- _SET PROBLEM_: Lines that include the word "Призмы" are the ones to copy.

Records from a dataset
******
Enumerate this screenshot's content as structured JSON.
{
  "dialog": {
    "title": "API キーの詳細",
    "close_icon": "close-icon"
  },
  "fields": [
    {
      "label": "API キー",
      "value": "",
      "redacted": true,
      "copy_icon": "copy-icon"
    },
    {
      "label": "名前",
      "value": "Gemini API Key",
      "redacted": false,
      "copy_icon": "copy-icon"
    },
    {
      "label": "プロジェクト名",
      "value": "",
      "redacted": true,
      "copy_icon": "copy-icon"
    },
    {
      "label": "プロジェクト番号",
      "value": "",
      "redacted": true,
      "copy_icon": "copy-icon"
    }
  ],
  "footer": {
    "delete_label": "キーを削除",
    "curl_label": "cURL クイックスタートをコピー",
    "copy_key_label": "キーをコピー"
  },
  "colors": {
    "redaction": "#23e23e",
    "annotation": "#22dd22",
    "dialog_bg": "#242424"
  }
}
******
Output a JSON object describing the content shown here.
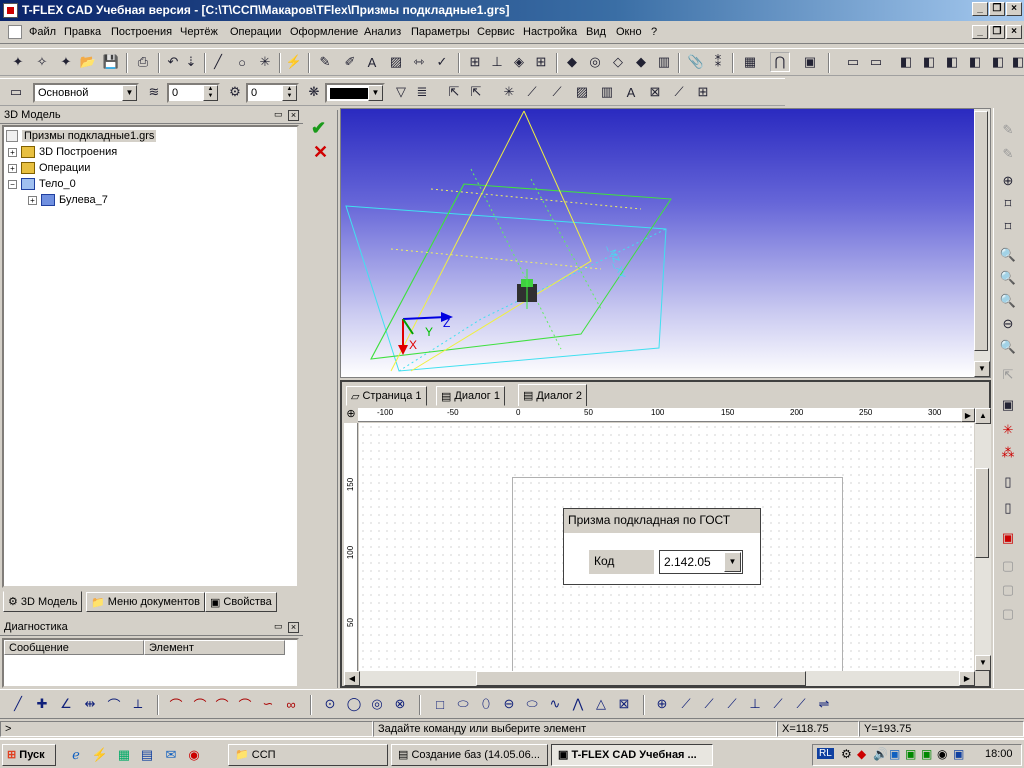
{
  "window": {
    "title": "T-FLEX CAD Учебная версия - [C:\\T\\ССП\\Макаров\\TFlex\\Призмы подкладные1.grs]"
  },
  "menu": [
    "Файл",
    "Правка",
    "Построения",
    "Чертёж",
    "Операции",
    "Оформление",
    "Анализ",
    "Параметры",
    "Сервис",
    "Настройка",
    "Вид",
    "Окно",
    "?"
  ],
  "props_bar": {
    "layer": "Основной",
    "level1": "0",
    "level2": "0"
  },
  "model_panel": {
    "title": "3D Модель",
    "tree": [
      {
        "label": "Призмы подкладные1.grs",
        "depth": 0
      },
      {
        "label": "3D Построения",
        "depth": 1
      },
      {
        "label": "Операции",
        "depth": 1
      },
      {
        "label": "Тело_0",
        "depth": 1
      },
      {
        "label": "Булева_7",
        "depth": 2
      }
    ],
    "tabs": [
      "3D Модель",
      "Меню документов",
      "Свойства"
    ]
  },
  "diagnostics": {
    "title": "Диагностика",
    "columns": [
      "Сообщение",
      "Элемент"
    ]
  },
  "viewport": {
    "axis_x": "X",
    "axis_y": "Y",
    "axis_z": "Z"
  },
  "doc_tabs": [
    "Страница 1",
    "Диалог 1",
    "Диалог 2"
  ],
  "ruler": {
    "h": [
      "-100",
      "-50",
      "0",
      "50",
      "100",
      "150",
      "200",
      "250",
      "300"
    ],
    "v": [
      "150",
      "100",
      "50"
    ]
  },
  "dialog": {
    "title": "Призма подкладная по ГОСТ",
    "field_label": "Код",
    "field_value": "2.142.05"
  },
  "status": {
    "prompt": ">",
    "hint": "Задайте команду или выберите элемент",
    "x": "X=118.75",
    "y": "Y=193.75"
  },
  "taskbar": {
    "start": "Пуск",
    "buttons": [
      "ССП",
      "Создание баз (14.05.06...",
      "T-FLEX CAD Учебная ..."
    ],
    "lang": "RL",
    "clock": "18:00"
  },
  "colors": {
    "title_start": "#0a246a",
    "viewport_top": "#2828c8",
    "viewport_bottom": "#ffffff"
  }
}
******
- _CORRECT OUTPUT_:
    "title": "T-FLEX CAD Учебная версия - [C:\\T\\ССП\\Макаров\\TFlex\\Призмы подкладные1.grs]"
        "label": "Призмы подкладные1.grs",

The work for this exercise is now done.